◆ GIVEN REQUEST ◆
Without altering anything, output the material below.

◆ RECORD LIST ◆
+++++
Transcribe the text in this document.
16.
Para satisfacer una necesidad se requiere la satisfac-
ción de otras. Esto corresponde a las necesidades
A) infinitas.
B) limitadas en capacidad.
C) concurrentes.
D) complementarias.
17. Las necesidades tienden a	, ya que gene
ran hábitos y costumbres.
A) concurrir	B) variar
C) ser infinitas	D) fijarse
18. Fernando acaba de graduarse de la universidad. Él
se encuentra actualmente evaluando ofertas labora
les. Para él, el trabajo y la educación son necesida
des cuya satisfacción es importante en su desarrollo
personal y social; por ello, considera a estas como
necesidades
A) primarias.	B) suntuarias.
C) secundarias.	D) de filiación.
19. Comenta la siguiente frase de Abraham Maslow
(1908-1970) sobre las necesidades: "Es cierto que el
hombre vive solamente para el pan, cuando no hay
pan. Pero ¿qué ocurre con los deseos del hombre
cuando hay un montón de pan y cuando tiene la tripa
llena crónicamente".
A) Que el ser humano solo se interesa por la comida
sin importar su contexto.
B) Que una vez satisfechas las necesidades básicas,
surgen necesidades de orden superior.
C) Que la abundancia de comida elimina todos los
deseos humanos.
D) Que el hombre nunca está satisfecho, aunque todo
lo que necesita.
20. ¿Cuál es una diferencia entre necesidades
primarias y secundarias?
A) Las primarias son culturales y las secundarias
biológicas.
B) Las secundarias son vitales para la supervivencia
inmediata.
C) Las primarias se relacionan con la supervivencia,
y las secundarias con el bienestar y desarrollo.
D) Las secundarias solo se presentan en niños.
+++++
◆ FULL ANSWER ◆
Transcribe the text in this document.
16.
Para satisfacer una necesidad se requiere la satisfac-
ción de otras. Esto corresponde a las necesidades
A) infinitas.
B) limitadas en capacidad.
C) concurrentes.
D) complementarias.
17. Las necesidades tienden a	, ya que gene
ran hábitos y costumbres.
A) concurrir	B) variar
C) ser infinitas	D) fijarse
18. Fernando acaba de graduarse de la universidad. Él
se encuentra actualmente evaluando ofertas labora
les. Para él, el trabajo y la educación son necesida
des cuya satisfacción es importante en su desarrollo
personal y social; por ello, considera a estas como
necesidades
A) primarias.	B) suntuarias.
C) secundarias.	D) de filiación.
19. Comenta la siguiente frase de Abraham Maslow
(1908-1970) sobre las necesidades: "Es cierto que el
hombre vive solamente para el pan, cuando no hay
pan. Pero ¿qué ocurre con los deseos del hombre
cuando hay un montón de pan y cuando tiene la tripa
llena crónicamente".
A) Que el ser humano solo se interesa por la comida
sin importar su contexto.
B) Que una vez satisfechas las necesidades básicas,
surgen necesidades de orden superior.
C) Que la abundancia de comida elimina todos los
deseos humanos.
D) Que el hombre nunca está satisfecho, aunque todo
lo que necesita.
20. ¿Cuál es una diferencia entre necesidades
primarias y secundarias?
A) Las primarias son culturales y las secundarias
biológicas.
B) Las secundarias son vitales para la supervivencia
inmediata.
C) Las primarias se relacionan con la supervivencia,
y las secundarias con el bienestar y desarrollo.
D) Las secundarias solo se presentan en niños.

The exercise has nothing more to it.